Pache (2018) suggests a distant relationship with the Macro-Jê languages.

Language contact
Jolkesky (2016) notes that there are lexical similarities with the Andaki, Barbakoa, Choko, Duho, Paez, Sape, and Taruma language families due to contact.

Classification
 A
 Waimí (Guaymi)
 Guaymí (Ngäbere, Movere) – 170,000 speakers, vulnerable in Panama, endangered in Costa Rica
 Buglere (Bokotá) – 18,000 speakers, endangered
 Borũca (Brunca) – 140 speakers, moribund
 Talamanca
 Huetar (Güetar) †
 Bribri (Talamanca), 7,000 speakers – vulnerable in Costa Rica, endangered in Panama
 Cabécar (Talamanca) – 8,800 speakers, vulnerable
 Teribe (Norteño) – 3,300 speakers, endangered
 B
 Pech (Paya) – 990 speakers, endangered
 Dorasque †
 Votic
 Rama – 740 speakers, moribund
 Voto †
 Maléku (Guatuso) – 750 speakers, endangered
 Corobicí – northwestern Costa Rica †
 Cuna–Colombian
 Kuna (Dulegaya) – 60,600 speakers, vulnerable in Panama, endangered in Colombia
 Chibcha–Motilon
 Barí (Motilón) – 5,000 speakers, vulnerable
 Chibcha–Tunebo
 Muysccubun - †
 Duit †
 U'wa (Tunebo) – 2,550 speakers, endangered
 Guane † – Colombia
 Arwako–Chimila
 Chimila – 350 speakers, endangered
 Arwako
 Wiwa (Malayo, Guamaca) – 1,850 speakers, endangered
 Kankuamo †
 Arhuaco (Ika) – 8,000 speakers, vulnerable
 Kogi (Cogui) – 9,910 speakers, vulnerable

The extinct languages of Antioquia, Old Catío and Nutabe have been shown to be Chibchan (Adelaar & Muysken, 2004:49). The language of the Tairona is unattested, apart from a single word, but may well be one of the Arwako languages still spoken in the Santa Marta range. The Zenú  Sinú language of northern Colombia is also sometimes included, as are the Malibu languages, though without any factual basis.

Adolfo Constenla Umaña argues that Cueva, the extinct dominant language of Pre-Columbian Panama long assumed to be Chibchan based on a misinterpreted Kuna vocabulary, was actually Chocoan, but there is little evidence.

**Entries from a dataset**
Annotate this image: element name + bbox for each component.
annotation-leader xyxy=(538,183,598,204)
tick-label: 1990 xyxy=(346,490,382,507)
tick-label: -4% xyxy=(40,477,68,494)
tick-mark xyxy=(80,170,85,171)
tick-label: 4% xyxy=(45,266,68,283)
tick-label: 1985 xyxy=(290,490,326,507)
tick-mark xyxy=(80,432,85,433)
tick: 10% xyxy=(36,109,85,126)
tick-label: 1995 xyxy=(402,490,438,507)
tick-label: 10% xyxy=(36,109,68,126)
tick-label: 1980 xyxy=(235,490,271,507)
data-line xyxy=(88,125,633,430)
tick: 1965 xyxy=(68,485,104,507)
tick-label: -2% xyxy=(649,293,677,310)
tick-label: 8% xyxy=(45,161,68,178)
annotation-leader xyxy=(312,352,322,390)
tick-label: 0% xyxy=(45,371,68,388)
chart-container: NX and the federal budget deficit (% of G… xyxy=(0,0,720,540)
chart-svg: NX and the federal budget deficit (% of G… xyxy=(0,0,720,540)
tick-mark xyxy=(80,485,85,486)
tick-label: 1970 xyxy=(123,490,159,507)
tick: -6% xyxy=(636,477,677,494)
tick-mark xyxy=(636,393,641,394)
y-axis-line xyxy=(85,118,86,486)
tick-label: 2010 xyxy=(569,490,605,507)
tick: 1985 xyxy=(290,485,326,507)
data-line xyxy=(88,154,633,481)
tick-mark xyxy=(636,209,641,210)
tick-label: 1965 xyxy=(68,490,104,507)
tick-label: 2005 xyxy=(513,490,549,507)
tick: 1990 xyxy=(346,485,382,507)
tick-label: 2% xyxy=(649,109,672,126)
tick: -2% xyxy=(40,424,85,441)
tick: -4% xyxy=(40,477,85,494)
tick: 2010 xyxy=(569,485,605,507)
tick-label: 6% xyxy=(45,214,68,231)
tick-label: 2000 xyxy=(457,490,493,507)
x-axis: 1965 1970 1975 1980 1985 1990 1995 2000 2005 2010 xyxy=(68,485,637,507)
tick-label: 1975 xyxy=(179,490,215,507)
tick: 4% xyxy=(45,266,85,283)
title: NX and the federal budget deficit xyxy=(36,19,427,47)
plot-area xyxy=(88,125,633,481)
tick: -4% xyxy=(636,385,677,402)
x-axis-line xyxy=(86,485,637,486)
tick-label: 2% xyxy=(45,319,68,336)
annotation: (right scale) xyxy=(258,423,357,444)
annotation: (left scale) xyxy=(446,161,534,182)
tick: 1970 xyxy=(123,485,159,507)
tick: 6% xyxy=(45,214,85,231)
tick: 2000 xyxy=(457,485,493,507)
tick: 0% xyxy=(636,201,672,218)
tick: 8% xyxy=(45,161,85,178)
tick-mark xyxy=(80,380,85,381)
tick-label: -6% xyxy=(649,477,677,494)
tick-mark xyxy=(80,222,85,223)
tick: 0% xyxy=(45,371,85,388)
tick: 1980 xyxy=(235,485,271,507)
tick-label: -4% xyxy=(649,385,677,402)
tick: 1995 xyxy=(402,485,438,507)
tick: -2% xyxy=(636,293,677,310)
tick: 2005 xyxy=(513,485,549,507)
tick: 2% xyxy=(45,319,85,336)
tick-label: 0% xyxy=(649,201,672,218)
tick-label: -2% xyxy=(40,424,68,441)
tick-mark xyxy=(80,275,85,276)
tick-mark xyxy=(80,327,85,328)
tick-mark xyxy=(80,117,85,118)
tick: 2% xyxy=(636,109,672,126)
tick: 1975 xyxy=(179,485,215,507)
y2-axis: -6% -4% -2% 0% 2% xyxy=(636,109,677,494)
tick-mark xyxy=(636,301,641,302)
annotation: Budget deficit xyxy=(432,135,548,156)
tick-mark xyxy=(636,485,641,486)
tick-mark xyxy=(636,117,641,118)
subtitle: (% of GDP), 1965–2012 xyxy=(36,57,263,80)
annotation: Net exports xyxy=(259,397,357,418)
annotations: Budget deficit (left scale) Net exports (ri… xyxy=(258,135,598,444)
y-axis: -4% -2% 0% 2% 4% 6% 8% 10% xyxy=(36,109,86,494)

**OBJECTIVES**
1/ According to the passage on the Chibchan languages, why was Cueva long assumed to be Chibchan? Answer in one to three sentences.
2/ Summarize the passage on the Chibchan languages in three sentences.
3/ Write out the passage on the Chibchan languages word for word, starting with "The extinct languages" and going on through "is little evidence.".
The items play no role in the work that follows them here.

**EXERCISE RESULTS**
1/ Cueva was long assumed to be Chibchan because of a misinterpreted Kuna vocabulary. Adolfo Constenla Umaña instead argues that it was Chocoan, though there is little evidence.

2/ Pache (2018) proposes a distant relationship with the Macro-Jê languages, and Jolkesky (2016) attributes lexical similarities with the Andaki, Barbakoa, Choko, Duho, Paez, Sape, and Taruma families to contact. The classification sorts the languages into groups A and B, with speaker counts and endangerment status, and it marks some languages as extinct. Old Catío and Nutabe have been shown to be Chibchan, while the place of the Tairona language, Zenú Sinú, the Malibu languages, and Cueva remains uncertain or disputed.

3/
The extinct languages of Antioquia, Old Catío and Nutabe have been shown to be Chibchan (Adelaar & Muysken, 2004:49). The language of the Tairona is unattested, apart from a single word, but may well be one of the Arwako languages still spoken in the Santa Marta range. The Zenú  Sinú language of northern Colombia is also sometimes included, as are the Malibu languages, though without any factual basis.

Adolfo Constenla Umaña argues that Cueva, the extinct dominant language of Pre-Columbian Panama long assumed to be Chibchan based on a misinterpreted Kuna vocabulary, was actually Chocoan, but there is little evidence.